---------- TEXT PASSAGE ----------

Re: [Patch v3] x86/head/64: remove redundant check on level2_kernel_pgt's _PAGE_PRESENT bit

From: Wei Yang
Date: Mon Jun 03 2024 - 17:13:03 EST


On Mon, Jun 03, 2024 at 11:50:06AM -0700, Dave Hansen wrote:
>On 5/23/24 05:35, Wei Yang wrote:
>> --- a/arch/x86/kernel/head64.c
>> +++ b/arch/x86/kernel/head64.c
>> @@ -260,8 +260,7 @@ unsigned long __head __startup_64(unsigned long physaddr,
>>
>> /* fixup pages that are part of the kernel image */
>> for (; i <= pmd_index((unsigned long)_end); i++)
>> - if (pmd[i] & _PAGE_PRESENT)
>> - pmd[i] += load_delta;
>> + pmd[i] += load_delta;
>
>So, I think this is correct. But, man, I wish folks would go through
>the git history and make it clear that they understand _how_ thecode
>got the way it is.
>

Dave

Thanks for your comment.

In my first version, it lists the historical change, while Thomas thought they
are not relevant. So I remove those descriptions.

----------

WHAT YOU WILL DO
Resume the mailing-list reply about the patch that drops the redundant _PAGE_PRESENT check, starting after its final sentence.

---------- GIVEN RECORDS ----------

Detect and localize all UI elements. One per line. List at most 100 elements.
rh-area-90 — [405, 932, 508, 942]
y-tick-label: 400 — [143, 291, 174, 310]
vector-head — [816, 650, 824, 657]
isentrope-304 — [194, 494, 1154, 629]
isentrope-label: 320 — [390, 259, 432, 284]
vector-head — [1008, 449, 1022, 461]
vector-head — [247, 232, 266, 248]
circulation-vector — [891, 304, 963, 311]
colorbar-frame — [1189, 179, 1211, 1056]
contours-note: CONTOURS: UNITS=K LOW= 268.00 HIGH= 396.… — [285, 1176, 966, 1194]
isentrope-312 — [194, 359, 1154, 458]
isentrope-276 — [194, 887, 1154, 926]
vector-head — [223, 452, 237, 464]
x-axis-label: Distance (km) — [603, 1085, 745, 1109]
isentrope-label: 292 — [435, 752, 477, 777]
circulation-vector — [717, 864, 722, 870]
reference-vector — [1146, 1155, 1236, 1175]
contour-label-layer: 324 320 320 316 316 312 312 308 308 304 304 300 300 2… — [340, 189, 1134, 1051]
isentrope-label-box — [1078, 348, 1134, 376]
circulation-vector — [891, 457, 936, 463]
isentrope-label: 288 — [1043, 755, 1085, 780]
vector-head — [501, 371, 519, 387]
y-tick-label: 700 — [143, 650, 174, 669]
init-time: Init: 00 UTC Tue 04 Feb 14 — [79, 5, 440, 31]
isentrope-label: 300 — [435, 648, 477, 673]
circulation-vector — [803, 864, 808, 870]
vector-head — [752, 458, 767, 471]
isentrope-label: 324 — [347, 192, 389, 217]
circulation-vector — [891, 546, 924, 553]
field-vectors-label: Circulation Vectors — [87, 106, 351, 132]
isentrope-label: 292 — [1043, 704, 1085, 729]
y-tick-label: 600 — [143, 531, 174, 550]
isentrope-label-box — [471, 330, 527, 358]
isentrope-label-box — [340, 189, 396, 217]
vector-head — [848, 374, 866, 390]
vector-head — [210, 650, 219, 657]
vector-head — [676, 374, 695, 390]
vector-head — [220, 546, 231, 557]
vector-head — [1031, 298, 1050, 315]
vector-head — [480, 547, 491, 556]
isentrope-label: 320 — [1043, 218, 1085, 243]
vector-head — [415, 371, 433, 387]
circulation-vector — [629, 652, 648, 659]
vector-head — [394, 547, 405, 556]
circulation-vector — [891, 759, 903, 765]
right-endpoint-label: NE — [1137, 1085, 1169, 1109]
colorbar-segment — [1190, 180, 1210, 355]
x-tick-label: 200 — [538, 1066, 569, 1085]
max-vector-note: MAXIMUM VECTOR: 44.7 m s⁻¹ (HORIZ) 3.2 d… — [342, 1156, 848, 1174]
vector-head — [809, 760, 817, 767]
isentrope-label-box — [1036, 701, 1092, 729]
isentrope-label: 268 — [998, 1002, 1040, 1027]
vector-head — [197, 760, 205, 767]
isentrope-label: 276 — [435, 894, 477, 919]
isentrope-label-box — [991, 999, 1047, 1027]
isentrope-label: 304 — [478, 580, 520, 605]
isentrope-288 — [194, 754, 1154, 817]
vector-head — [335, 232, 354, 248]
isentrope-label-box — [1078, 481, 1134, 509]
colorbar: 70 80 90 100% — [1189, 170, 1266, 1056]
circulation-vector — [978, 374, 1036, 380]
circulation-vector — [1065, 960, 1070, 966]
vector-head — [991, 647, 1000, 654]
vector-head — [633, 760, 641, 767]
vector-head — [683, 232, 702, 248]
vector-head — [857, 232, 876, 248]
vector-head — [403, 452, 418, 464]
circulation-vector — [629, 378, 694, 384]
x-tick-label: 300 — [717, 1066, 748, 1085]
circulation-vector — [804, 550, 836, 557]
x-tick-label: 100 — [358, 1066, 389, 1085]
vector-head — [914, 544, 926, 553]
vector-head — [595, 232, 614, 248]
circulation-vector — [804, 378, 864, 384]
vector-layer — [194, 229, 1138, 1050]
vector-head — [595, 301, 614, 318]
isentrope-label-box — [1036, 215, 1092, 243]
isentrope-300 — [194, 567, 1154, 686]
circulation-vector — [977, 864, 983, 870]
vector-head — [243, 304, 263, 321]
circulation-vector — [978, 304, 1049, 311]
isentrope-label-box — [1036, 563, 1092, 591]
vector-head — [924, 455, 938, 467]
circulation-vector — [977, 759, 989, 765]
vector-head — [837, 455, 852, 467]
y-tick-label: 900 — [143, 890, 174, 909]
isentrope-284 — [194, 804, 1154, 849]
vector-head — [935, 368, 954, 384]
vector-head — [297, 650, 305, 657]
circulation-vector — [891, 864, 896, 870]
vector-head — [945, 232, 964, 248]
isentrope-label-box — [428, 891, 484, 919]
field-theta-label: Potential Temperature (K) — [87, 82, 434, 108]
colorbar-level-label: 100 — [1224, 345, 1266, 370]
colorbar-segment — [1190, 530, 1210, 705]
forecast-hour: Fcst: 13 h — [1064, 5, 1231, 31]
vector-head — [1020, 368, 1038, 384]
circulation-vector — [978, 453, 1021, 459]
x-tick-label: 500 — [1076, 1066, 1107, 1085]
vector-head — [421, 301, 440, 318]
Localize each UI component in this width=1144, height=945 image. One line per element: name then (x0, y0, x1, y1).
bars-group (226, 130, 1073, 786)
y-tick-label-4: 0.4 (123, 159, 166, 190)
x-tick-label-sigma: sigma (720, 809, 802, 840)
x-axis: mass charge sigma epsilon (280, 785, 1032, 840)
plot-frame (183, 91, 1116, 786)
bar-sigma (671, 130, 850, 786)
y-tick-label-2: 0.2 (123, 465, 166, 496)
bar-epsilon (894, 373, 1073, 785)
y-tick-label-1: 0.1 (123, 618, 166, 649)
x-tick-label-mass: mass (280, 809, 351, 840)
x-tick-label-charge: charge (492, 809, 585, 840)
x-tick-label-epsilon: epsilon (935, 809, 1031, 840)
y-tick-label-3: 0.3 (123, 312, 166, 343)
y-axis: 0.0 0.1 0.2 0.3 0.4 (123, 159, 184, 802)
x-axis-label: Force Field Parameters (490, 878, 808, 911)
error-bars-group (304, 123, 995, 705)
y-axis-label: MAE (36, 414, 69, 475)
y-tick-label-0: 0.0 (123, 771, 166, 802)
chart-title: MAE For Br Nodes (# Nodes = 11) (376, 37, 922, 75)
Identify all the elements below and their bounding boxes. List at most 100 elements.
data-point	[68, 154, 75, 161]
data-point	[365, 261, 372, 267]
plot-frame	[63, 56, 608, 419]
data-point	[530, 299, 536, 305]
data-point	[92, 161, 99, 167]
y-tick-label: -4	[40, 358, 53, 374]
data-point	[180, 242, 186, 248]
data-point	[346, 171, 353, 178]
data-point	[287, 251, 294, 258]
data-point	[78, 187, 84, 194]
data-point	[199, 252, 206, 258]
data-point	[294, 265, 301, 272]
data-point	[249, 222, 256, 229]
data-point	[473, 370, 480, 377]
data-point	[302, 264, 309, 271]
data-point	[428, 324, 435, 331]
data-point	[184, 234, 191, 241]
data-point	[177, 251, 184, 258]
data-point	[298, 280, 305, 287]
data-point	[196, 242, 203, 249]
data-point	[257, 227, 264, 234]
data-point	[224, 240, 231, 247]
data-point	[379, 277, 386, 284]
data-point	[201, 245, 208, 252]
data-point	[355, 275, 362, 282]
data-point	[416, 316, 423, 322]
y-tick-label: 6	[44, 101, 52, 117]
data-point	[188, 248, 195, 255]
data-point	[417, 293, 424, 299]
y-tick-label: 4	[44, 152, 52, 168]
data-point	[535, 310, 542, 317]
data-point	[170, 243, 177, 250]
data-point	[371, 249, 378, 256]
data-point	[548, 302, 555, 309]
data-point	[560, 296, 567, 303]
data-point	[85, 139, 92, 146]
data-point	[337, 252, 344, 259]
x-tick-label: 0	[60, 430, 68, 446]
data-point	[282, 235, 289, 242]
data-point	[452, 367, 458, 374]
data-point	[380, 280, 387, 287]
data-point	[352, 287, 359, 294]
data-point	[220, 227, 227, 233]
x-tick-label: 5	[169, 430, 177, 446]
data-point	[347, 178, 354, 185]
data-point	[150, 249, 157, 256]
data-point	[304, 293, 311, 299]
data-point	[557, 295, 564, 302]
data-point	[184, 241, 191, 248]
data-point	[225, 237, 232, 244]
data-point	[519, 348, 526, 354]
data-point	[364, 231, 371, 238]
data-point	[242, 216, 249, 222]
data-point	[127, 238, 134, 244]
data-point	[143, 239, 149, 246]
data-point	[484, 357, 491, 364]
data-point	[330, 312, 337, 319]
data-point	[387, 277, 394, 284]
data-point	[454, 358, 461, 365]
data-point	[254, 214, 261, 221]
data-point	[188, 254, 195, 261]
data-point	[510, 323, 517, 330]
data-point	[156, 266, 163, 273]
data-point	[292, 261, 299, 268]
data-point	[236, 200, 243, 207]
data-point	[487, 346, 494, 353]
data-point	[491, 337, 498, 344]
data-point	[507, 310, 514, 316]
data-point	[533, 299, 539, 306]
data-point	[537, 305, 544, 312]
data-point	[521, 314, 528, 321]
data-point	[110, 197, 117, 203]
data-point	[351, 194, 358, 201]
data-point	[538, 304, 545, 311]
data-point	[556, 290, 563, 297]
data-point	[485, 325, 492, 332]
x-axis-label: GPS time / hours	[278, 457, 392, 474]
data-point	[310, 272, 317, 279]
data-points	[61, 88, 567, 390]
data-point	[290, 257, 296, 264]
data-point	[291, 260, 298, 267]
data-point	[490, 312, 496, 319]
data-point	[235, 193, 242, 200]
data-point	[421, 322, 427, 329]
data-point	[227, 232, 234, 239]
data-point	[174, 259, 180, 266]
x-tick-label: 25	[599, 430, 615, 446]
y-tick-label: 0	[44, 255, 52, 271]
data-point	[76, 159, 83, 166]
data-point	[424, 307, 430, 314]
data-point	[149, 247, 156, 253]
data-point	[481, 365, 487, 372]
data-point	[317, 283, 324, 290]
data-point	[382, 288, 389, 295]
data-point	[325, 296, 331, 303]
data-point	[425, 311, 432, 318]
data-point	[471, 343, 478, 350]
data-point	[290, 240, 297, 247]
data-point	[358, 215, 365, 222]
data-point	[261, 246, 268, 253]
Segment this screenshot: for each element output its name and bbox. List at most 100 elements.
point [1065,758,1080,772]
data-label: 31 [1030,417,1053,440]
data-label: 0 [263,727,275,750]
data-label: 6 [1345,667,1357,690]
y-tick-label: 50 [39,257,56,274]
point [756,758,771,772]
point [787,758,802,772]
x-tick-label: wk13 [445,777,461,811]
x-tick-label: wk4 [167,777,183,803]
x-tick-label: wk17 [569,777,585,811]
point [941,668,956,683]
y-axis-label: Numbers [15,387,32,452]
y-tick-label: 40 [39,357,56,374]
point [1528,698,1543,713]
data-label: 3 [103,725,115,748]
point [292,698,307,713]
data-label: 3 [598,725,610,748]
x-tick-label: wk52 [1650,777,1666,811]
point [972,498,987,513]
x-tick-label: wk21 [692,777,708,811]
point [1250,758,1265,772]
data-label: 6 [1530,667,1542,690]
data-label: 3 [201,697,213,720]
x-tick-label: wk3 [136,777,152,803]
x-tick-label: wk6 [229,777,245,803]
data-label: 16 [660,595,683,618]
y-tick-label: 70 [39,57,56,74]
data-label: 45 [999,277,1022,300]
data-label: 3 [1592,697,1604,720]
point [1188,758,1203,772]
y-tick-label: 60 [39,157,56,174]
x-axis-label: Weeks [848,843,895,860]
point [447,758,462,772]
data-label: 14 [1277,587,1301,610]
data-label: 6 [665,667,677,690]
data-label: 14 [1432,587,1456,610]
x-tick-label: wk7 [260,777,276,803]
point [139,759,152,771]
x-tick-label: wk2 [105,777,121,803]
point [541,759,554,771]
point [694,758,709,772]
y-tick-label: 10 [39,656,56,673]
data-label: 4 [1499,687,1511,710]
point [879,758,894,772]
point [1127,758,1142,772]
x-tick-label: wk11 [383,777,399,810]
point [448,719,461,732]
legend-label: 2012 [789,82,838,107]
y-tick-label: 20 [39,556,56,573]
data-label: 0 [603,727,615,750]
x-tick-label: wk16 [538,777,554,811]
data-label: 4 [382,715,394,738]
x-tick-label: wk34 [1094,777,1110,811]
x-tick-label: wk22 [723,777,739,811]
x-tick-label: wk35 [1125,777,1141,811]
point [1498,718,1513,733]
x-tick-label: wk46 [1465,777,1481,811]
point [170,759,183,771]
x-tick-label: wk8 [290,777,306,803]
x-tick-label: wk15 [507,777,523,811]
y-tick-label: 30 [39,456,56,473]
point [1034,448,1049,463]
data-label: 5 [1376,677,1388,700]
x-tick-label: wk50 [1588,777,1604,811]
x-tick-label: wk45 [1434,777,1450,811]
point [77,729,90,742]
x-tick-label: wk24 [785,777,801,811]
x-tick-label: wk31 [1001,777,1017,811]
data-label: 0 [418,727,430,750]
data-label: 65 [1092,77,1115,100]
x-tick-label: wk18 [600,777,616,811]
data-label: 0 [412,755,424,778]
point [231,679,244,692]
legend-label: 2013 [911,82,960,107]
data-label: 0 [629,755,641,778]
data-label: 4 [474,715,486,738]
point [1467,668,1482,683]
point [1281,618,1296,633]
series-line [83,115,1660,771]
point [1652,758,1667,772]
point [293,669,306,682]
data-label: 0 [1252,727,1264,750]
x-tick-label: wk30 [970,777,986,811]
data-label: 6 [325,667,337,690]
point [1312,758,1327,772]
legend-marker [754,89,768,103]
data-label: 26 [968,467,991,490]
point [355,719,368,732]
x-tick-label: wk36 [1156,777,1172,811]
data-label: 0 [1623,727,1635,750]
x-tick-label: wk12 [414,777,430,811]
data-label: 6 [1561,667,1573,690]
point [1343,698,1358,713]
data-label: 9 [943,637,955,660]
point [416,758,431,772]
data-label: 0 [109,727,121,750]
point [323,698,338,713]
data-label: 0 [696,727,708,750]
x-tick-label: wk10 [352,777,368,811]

----------

ANSWER TO THE PROBLEM
https://lkml.org/lkml/2024/3/23/350

>I suspect that the original _PAGE_PRESENT check wasn't even necessary if
>cleanup_highmap() really did fix things up. But this commit:
>
> 2aa85f246c18 ("x86/boot/64: Make level2_kernel_pgt pages invalid
> outside kernel area")
>
>tweaked things to actively clear out PMDs that weren't populated in
>Kirill's original loop. It didn't touch the _PAGE_PRESENT check. But
>it certainly did imply that the PMD doesn't have any holes in it and
>there's nothing int he middle that needs _PAGE_PRESENT cleared.
>

As I mentioned in my first version, the original code is introduced by

commit 1ab60e0f72f7 ("[PATCH] x86-64: Relocatable Kernel Support")

The reason for the check on _PAGE_PRESENT is at that moment, level2_kernel_pgt
is defined as:

NEXT_PAGE(level2_kernel_pgt)
/* 40MB kernel mapping. The kernel code cannot be bigger than that.
When you change this change KERNEL_TEXT_SIZE in page.h too. */
/* (2^48-(2*1024*1024*1024)-((2^39)*511)-((2^30)*510)) = 0 */
PMDS(0x0000000000000000, __PAGE_KERNEL_LARGE_EXEC|_PAGE_GLOBAL,
KERNEL_TEXT_SIZE/PMD_SIZE)
/* Module mapping starts here */
.fill (PTRS_PER_PMD - (KERNEL_TEXT_SIZE/PMD_SIZE)),8,0

While now, it looks like this:

SYM_DATA_START_PAGE_ALIGNED(level2_kernel_pgt)
/*
* Kernel high mapping.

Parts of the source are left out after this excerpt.